# Extracted data
________________________
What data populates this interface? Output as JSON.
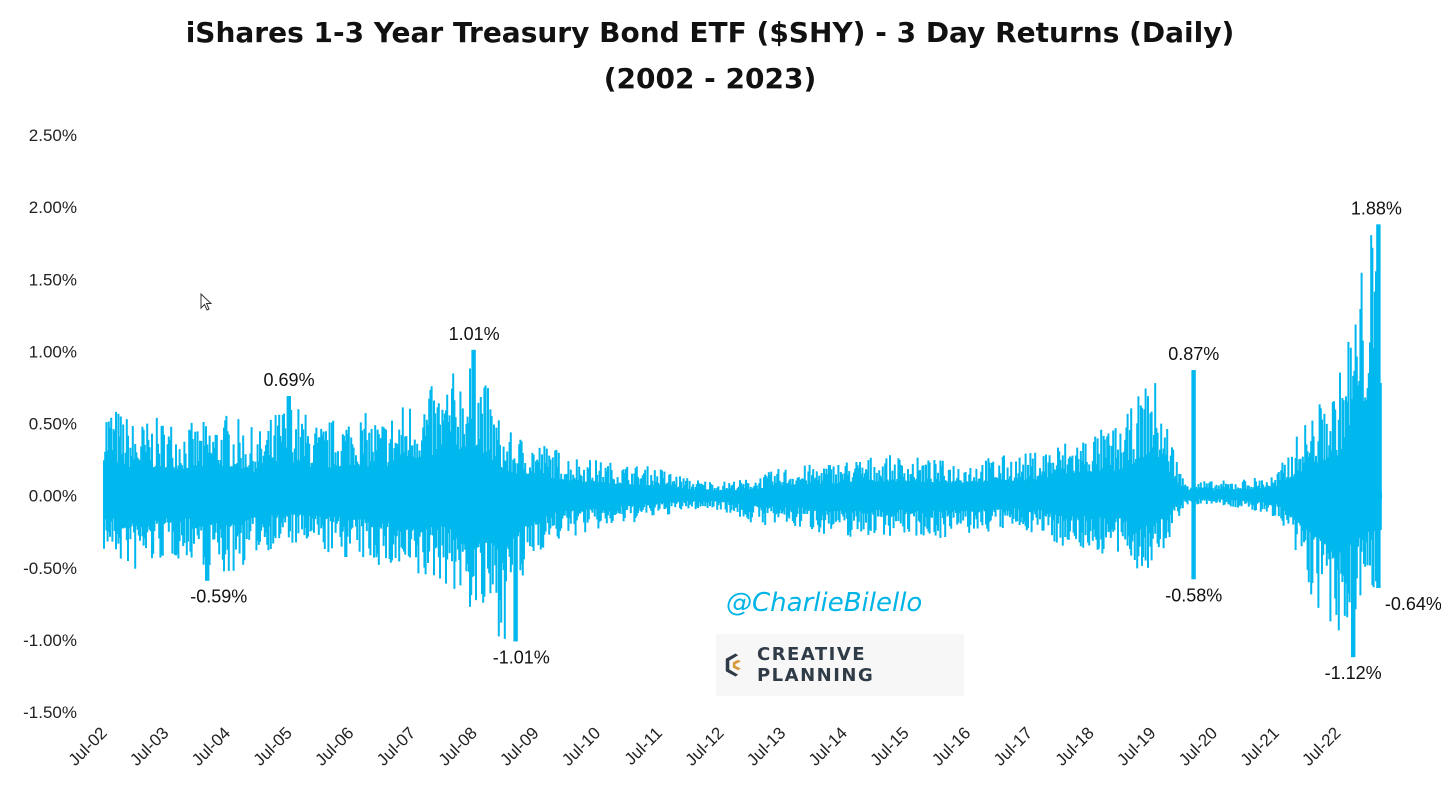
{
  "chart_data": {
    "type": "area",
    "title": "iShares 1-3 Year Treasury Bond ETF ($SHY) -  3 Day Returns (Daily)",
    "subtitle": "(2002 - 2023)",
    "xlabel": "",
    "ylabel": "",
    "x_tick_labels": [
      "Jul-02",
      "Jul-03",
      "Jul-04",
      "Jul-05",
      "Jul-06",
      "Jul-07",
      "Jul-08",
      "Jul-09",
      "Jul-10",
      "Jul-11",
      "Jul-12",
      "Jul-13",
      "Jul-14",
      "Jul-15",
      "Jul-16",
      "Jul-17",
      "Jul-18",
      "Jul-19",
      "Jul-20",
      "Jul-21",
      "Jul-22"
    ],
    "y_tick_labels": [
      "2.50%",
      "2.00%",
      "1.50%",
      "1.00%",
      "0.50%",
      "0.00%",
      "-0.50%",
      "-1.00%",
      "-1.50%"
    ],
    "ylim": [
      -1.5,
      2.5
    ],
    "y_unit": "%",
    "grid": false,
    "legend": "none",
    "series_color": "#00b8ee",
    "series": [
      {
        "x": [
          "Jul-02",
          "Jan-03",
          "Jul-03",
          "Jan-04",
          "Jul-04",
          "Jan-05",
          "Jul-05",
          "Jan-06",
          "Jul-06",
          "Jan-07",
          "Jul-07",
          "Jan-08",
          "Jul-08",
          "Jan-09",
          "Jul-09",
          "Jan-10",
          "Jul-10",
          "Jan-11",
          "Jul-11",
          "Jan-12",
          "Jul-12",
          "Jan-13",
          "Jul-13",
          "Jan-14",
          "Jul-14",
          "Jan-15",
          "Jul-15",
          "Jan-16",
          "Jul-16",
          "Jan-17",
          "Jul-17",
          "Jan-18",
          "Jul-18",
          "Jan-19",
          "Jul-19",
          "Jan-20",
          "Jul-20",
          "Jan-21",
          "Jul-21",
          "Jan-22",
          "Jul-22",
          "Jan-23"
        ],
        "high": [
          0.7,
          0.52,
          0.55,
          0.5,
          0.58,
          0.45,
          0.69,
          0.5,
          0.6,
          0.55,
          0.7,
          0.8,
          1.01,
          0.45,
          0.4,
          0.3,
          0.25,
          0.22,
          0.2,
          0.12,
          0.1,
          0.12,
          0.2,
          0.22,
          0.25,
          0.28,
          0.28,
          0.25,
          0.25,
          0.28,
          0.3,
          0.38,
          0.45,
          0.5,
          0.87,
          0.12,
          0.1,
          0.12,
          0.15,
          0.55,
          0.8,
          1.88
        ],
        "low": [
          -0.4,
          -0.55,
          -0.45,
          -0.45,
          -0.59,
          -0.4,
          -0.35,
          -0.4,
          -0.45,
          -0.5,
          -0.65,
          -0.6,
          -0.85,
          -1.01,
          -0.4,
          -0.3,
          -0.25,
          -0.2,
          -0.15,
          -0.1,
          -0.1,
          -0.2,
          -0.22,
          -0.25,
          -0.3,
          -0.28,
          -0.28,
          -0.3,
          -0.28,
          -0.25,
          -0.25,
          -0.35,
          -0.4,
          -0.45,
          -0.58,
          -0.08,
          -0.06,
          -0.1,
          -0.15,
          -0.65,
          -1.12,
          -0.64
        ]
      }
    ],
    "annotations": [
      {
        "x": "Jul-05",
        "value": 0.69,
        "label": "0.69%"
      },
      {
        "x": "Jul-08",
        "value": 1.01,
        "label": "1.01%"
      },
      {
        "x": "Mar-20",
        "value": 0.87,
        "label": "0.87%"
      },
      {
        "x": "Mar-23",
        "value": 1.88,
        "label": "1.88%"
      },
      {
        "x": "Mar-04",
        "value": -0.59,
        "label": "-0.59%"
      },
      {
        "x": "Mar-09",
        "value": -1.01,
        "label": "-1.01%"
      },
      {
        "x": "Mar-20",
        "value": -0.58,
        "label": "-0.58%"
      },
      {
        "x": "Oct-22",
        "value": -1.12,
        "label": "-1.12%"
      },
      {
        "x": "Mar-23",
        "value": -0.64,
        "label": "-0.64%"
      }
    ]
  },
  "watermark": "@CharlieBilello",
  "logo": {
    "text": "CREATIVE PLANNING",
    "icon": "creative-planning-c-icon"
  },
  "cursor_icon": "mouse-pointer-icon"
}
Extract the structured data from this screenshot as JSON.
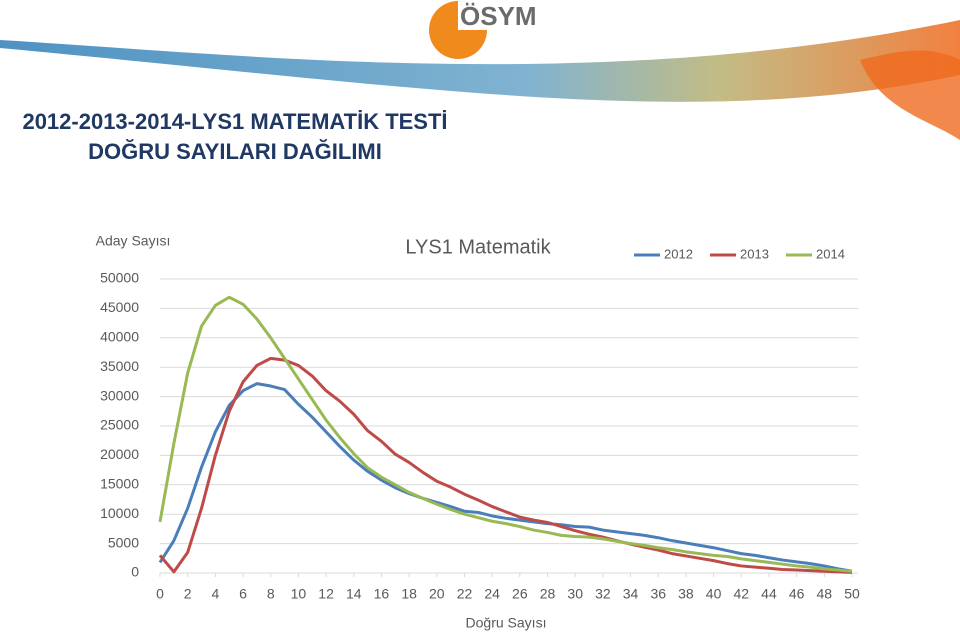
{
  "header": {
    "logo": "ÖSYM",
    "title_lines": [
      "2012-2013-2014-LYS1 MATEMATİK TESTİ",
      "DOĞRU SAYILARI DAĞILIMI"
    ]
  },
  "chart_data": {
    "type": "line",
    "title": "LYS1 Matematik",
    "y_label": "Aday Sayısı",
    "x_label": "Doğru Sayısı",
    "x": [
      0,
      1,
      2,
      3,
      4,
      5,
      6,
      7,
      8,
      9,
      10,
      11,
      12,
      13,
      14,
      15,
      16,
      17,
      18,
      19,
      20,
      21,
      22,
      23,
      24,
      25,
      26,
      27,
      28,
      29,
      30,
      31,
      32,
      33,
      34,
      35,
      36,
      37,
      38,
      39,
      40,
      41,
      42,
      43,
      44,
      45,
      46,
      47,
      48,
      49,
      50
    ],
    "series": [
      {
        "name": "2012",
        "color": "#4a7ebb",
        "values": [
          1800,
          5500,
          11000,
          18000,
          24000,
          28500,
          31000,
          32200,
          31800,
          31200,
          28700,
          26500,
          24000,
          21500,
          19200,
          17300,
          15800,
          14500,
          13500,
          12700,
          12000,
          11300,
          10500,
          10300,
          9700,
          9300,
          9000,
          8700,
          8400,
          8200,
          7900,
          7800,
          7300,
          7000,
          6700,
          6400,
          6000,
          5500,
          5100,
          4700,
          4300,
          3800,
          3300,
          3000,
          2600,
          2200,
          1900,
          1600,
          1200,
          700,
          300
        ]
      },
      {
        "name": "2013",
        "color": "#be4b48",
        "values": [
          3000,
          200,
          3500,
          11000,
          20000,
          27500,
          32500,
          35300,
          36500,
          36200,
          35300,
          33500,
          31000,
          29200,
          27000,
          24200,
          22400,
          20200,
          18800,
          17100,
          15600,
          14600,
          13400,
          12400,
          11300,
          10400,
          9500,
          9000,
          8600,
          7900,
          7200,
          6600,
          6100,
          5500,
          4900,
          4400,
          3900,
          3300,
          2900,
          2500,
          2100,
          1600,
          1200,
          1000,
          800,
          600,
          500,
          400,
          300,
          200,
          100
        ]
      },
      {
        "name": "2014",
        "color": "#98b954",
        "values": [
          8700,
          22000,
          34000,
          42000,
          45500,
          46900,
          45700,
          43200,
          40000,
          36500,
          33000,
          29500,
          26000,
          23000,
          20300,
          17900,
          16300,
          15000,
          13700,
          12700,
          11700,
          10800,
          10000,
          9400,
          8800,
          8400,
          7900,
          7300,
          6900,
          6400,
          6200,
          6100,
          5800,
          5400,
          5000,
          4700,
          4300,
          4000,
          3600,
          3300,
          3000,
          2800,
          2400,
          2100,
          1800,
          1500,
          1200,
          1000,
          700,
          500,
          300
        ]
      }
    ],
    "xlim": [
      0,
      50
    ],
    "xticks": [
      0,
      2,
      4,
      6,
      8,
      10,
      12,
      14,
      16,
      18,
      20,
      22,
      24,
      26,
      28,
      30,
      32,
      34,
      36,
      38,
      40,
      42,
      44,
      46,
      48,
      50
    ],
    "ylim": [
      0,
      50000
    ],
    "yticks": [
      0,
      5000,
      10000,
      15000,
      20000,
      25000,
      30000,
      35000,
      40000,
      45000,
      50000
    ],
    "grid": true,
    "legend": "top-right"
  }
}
________________________
# What is needed
Each entry gets copied exactly; the pictures stay out.

# Written response
What data populates this interface? Output as JSON.
{
  "chart_data": {
    "type": "area",
    "title": "iShares 1-3 Year Treasury Bond ETF ($SHY) -  3 Day Returns (Daily)",
    "subtitle": "(2002 - 2023)",
    "xlabel": "",
    "ylabel": "",
    "x_tick_labels": [
      "Jul-02",
      "Jul-03",
      "Jul-04",
      "Jul-05",
      "Jul-06",
      "Jul-07",
      "Jul-08",
      "Jul-09",
      "Jul-10",
      "Jul-11",
      "Jul-12",
      "Jul-13",
      "Jul-14",
      "Jul-15",
      "Jul-16",
      "Jul-17",
      "Jul-18",
      "Jul-19",
      "Jul-20",
      "Jul-21",
      "Jul-22"
    ],
    "y_tick_labels": [
      "2.50%",
      "2.00%",
      "1.50%",
      "1.00%",
      "0.50%",
      "0.00%",
      "-0.50%",
      "-1.00%",
      "-1.50%"
    ],
    "ylim": [
      -1.5,
      2.5
    ],
    "y_unit": "%",
    "grid": false,
    "legend": "none",
    "series_color": "#00b8ee",
    "series": [
      {
        "x": [
          "Jul-02",
          "Jan-03",
          "Jul-03",
          "Jan-04",
          "Jul-04",
          "Jan-05",
          "Jul-05",
          "Jan-06",
          "Jul-06",
          "Jan-07",
          "Jul-07",
          "Jan-08",
          "Jul-08",
          "Jan-09",
          "Jul-09",
          "Jan-10",
          "Jul-10",
          "Jan-11",
          "Jul-11",
          "Jan-12",
          "Jul-12",
          "Jan-13",
          "Jul-13",
          "Jan-14",
          "Jul-14",
          "Jan-15",
          "Jul-15",
          "Jan-16",
          "Jul-16",
          "Jan-17",
          "Jul-17",
          "Jan-18",
          "Jul-18",
          "Jan-19",
          "Jul-19",
          "Jan-20",
          "Jul-20",
          "Jan-21",
          "Jul-21",
          "Jan-22",
          "Jul-22",
          "Jan-23"
        ],
        "high": [
          0.7,
          0.52,
          0.55,
          0.5,
          0.58,
          0.45,
          0.69,
          0.5,
          0.6,
          0.55,
          0.7,
          0.8,
          1.01,
          0.45,
          0.4,
          0.3,
          0.25,
          0.22,
          0.2,
          0.12,
          0.1,
          0.12,
          0.2,
          0.22,
          0.25,
          0.28,
          0.28,
          0.25,
          0.25,
          0.28,
          0.3,
          0.38,
          0.45,
          0.5,
          0.87,
          0.12,
          0.1,
          0.12,
          0.15,
          0.55,
          0.8,
          1.88
        ],
        "low": [
          -0.4,
          -0.55,
          -0.45,
          -0.45,
          -0.59,
          -0.4,
          -0.35,
          -0.4,
          -0.45,
          -0.5,
          -0.65,
          -0.6,
          -0.85,
          -1.01,
          -0.4,
          -0.3,
          -0.25,
          -0.2,
          -0.15,
          -0.1,
          -0.1,
          -0.2,
          -0.22,
          -0.25,
          -0.3,
          -0.28,
          -0.28,
          -0.3,
          -0.28,
          -0.25,
          -0.25,
          -0.35,
          -0.4,
          -0.45,
          -0.58,
          -0.08,
          -0.06,
          -0.1,
          -0.15,
          -0.65,
          -1.12,
          -0.64
        ]
      }
    ],
    "annotations": [
      {
        "x": "Jul-05",
        "value": 0.69,
        "label": "0.69%"
      },
      {
        "x": "Jul-08",
        "value": 1.01,
        "label": "1.01%"
      },
      {
        "x": "Mar-20",
        "value": 0.87,
        "label": "0.87%"
      },
      {
        "x": "Mar-23",
        "value": 1.88,
        "label": "1.88%"
      },
      {
        "x": "Mar-04",
        "value": -0.59,
        "label": "-0.59%"
      },
      {
        "x": "Mar-09",
        "value": -1.01,
        "label": "-1.01%"
      },
      {
        "x": "Mar-20",
        "value": -0.58,
        "label": "-0.58%"
      },
      {
        "x": "Oct-22",
        "value": -1.12,
        "label": "-1.12%"
      },
      {
        "x": "Mar-23",
        "value": -0.64,
        "label": "-0.64%"
      }
    ]
  },
  "watermark": "@CharlieBilello",
  "logo": {
    "text": "CREATIVE PLANNING",
    "icon": "creative-planning-c-icon"
  },
  "cursor_icon": "mouse-pointer-icon"
}
Extract the structured data from this screenshot as JSON.
{
  "header": {
    "logo": "ÖSYM",
    "title_lines": [
      "2012-2013-2014-LYS1 MATEMATİK TESTİ",
      "DOĞRU SAYILARI DAĞILIMI"
    ]
  },
  "chart_data": {
    "type": "line",
    "title": "LYS1 Matematik",
    "y_label": "Aday Sayısı",
    "x_label": "Doğru Sayısı",
    "x": [
      0,
      1,
      2,
      3,
      4,
      5,
      6,
      7,
      8,
      9,
      10,
      11,
      12,
      13,
      14,
      15,
      16,
      17,
      18,
      19,
      20,
      21,
      22,
      23,
      24,
      25,
      26,
      27,
      28,
      29,
      30,
      31,
      32,
      33,
      34,
      35,
      36,
      37,
      38,
      39,
      40,
      41,
      42,
      43,
      44,
      45,
      46,
      47,
      48,
      49,
      50
    ],
    "series": [
      {
        "name": "2012",
        "color": "#4a7ebb",
        "values": [
          1800,
          5500,
          11000,
          18000,
          24000,
          28500,
          31000,
          32200,
          31800,
          31200,
          28700,
          26500,
          24000,
          21500,
          19200,
          17300,
          15800,
          14500,
          13500,
          12700,
          12000,
          11300,
          10500,
          10300,
          9700,
          9300,
          9000,
          8700,
          8400,
          8200,
          7900,
          7800,
          7300,
          7000,
          6700,
          6400,
          6000,
          5500,
          5100,
          4700,
          4300,
          3800,
          3300,
          3000,
          2600,
          2200,
          1900,
          1600,
          1200,
          700,
          300
        ]
      },
      {
        "name": "2013",
        "color": "#be4b48",
        "values": [
          3000,
          200,
          3500,
          11000,
          20000,
          27500,
          32500,
          35300,
          36500,
          36200,
          35300,
          33500,
          31000,
          29200,
          27000,
          24200,
          22400,
          20200,
          18800,
          17100,
          15600,
          14600,
          13400,
          12400,
          11300,
          10400,
          9500,
          9000,
          8600,
          7900,
          7200,
          6600,
          6100,
          5500,
          4900,
          4400,
          3900,
          3300,
          2900,
          2500,
          2100,
          1600,
          1200,
          1000,
          800,
          600,
          500,
          400,
          300,
          200,
          100
        ]
      },
      {
        "name": "2014",
        "color": "#98b954",
        "values": [
          8700,
          22000,
          34000,
          42000,
          45500,
          46900,
          45700,
          43200,
          40000,
          36500,
          33000,
          29500,
          26000,
          23000,
          20300,
          17900,
          16300,
          15000,
          13700,
          12700,
          11700,
          10800,
          10000,
          9400,
          8800,
          8400,
          7900,
          7300,
          6900,
          6400,
          6200,
          6100,
          5800,
          5400,
          5000,
          4700,
          4300,
          4000,
          3600,
          3300,
          3000,
          2800,
          2400,
          2100,
          1800,
          1500,
          1200,
          1000,
          700,
          500,
          300
        ]
      }
    ],
    "xlim": [
      0,
      50
    ],
    "xticks": [
      0,
      2,
      4,
      6,
      8,
      10,
      12,
      14,
      16,
      18,
      20,
      22,
      24,
      26,
      28,
      30,
      32,
      34,
      36,
      38,
      40,
      42,
      44,
      46,
      48,
      50
    ],
    "ylim": [
      0,
      50000
    ],
    "yticks": [
      0,
      5000,
      10000,
      15000,
      20000,
      25000,
      30000,
      35000,
      40000,
      45000,
      50000
    ],
    "grid": true,
    "legend": "top-right"
  }
}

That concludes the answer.